Pictures aside, repeat every entry exactly.

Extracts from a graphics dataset
* START *

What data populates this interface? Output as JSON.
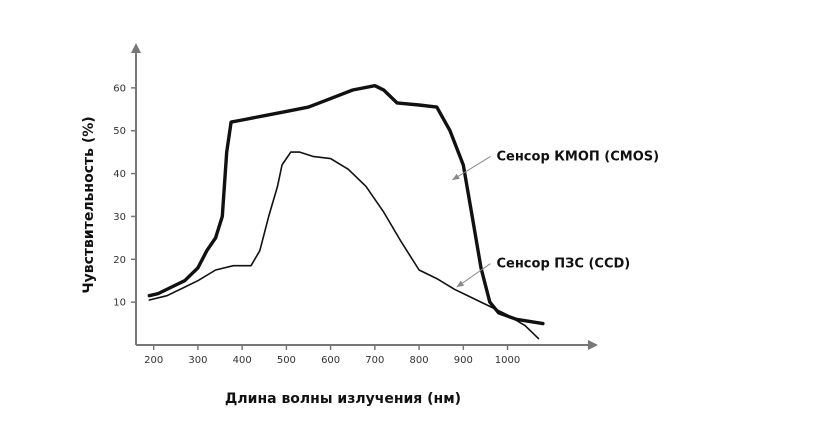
{
  "chart_data": {
    "type": "line",
    "xlabel": "Длина волны излучения (нм)",
    "ylabel": "Чувствительность (%)",
    "xticks": [
      200,
      300,
      400,
      500,
      600,
      700,
      800,
      900,
      1000
    ],
    "yticks": [
      10,
      20,
      30,
      40,
      50,
      60
    ],
    "xlim": [
      160,
      1200
    ],
    "ylim": [
      0,
      70
    ],
    "grid": false,
    "colors": {
      "axis": "#777777",
      "line": "#111111",
      "annotation": "#888888"
    },
    "series": [
      {
        "name": "Сенсор КМОП (CMOS)",
        "style": "thick",
        "points": [
          [
            190,
            11.5
          ],
          [
            210,
            12
          ],
          [
            240,
            13.5
          ],
          [
            270,
            15
          ],
          [
            300,
            18
          ],
          [
            320,
            22
          ],
          [
            340,
            25
          ],
          [
            355,
            30
          ],
          [
            365,
            45
          ],
          [
            375,
            52
          ],
          [
            400,
            52.5
          ],
          [
            450,
            53.5
          ],
          [
            500,
            54.5
          ],
          [
            550,
            55.5
          ],
          [
            600,
            57.5
          ],
          [
            650,
            59.5
          ],
          [
            700,
            60.5
          ],
          [
            720,
            59.5
          ],
          [
            750,
            56.5
          ],
          [
            800,
            56
          ],
          [
            840,
            55.5
          ],
          [
            870,
            50
          ],
          [
            900,
            42
          ],
          [
            920,
            30
          ],
          [
            940,
            18
          ],
          [
            960,
            10
          ],
          [
            980,
            7.5
          ],
          [
            1020,
            6
          ],
          [
            1080,
            5
          ]
        ]
      },
      {
        "name": "Сенсор ПЗС (CCD)",
        "style": "thin",
        "points": [
          [
            190,
            10.5
          ],
          [
            230,
            11.5
          ],
          [
            270,
            13.5
          ],
          [
            300,
            15
          ],
          [
            340,
            17.5
          ],
          [
            380,
            18.5
          ],
          [
            420,
            18.5
          ],
          [
            440,
            22
          ],
          [
            460,
            30
          ],
          [
            480,
            37
          ],
          [
            490,
            42
          ],
          [
            510,
            45
          ],
          [
            530,
            45
          ],
          [
            560,
            44
          ],
          [
            600,
            43.5
          ],
          [
            640,
            41
          ],
          [
            680,
            37
          ],
          [
            720,
            31
          ],
          [
            760,
            24
          ],
          [
            800,
            17.5
          ],
          [
            840,
            15.5
          ],
          [
            880,
            13
          ],
          [
            920,
            11
          ],
          [
            960,
            9
          ],
          [
            1000,
            7
          ],
          [
            1040,
            4.5
          ],
          [
            1070,
            1.5
          ]
        ]
      }
    ],
    "annotations": [
      {
        "label": "Сенсор КМОП (CMOS)",
        "text_at": [
          975,
          44
        ],
        "arrow_to": [
          875,
          38.5
        ]
      },
      {
        "label": "Сенсор ПЗС (CCD)",
        "text_at": [
          975,
          19
        ],
        "arrow_to": [
          885,
          13.5
        ]
      }
    ]
  }
}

* END *

= SOLUTION FOR THIS PROBLEM =
What data populates this interface? Output as JSON.
{
  "chart_data": {
    "type": "line",
    "xlabel": "Длина волны излучения (нм)",
    "ylabel": "Чувствительность (%)",
    "xticks": [
      200,
      300,
      400,
      500,
      600,
      700,
      800,
      900,
      1000
    ],
    "yticks": [
      10,
      20,
      30,
      40,
      50,
      60
    ],
    "xlim": [
      160,
      1200
    ],
    "ylim": [
      0,
      70
    ],
    "grid": false,
    "colors": {
      "axis": "#777777",
      "line": "#111111",
      "annotation": "#888888"
    },
    "series": [
      {
        "name": "Сенсор КМОП (CMOS)",
        "style": "thick",
        "points": [
          [
            190,
            11.5
          ],
          [
            210,
            12
          ],
          [
            240,
            13.5
          ],
          [
            270,
            15
          ],
          [
            300,
            18
          ],
          [
            320,
            22
          ],
          [
            340,
            25
          ],
          [
            355,
            30
          ],
          [
            365,
            45
          ],
          [
            375,
            52
          ],
          [
            400,
            52.5
          ],
          [
            450,
            53.5
          ],
          [
            500,
            54.5
          ],
          [
            550,
            55.5
          ],
          [
            600,
            57.5
          ],
          [
            650,
            59.5
          ],
          [
            700,
            60.5
          ],
          [
            720,
            59.5
          ],
          [
            750,
            56.5
          ],
          [
            800,
            56
          ],
          [
            840,
            55.5
          ],
          [
            870,
            50
          ],
          [
            900,
            42
          ],
          [
            920,
            30
          ],
          [
            940,
            18
          ],
          [
            960,
            10
          ],
          [
            980,
            7.5
          ],
          [
            1020,
            6
          ],
          [
            1080,
            5
          ]
        ]
      },
      {
        "name": "Сенсор ПЗС (CCD)",
        "style": "thin",
        "points": [
          [
            190,
            10.5
          ],
          [
            230,
            11.5
          ],
          [
            270,
            13.5
          ],
          [
            300,
            15
          ],
          [
            340,
            17.5
          ],
          [
            380,
            18.5
          ],
          [
            420,
            18.5
          ],
          [
            440,
            22
          ],
          [
            460,
            30
          ],
          [
            480,
            37
          ],
          [
            490,
            42
          ],
          [
            510,
            45
          ],
          [
            530,
            45
          ],
          [
            560,
            44
          ],
          [
            600,
            43.5
          ],
          [
            640,
            41
          ],
          [
            680,
            37
          ],
          [
            720,
            31
          ],
          [
            760,
            24
          ],
          [
            800,
            17.5
          ],
          [
            840,
            15.5
          ],
          [
            880,
            13
          ],
          [
            920,
            11
          ],
          [
            960,
            9
          ],
          [
            1000,
            7
          ],
          [
            1040,
            4.5
          ],
          [
            1070,
            1.5
          ]
        ]
      }
    ],
    "annotations": [
      {
        "label": "Сенсор КМОП (CMOS)",
        "text_at": [
          975,
          44
        ],
        "arrow_to": [
          875,
          38.5
        ]
      },
      {
        "label": "Сенсор ПЗС (CCD)",
        "text_at": [
          975,
          19
        ],
        "arrow_to": [
          885,
          13.5
        ]
      }
    ]
  }
}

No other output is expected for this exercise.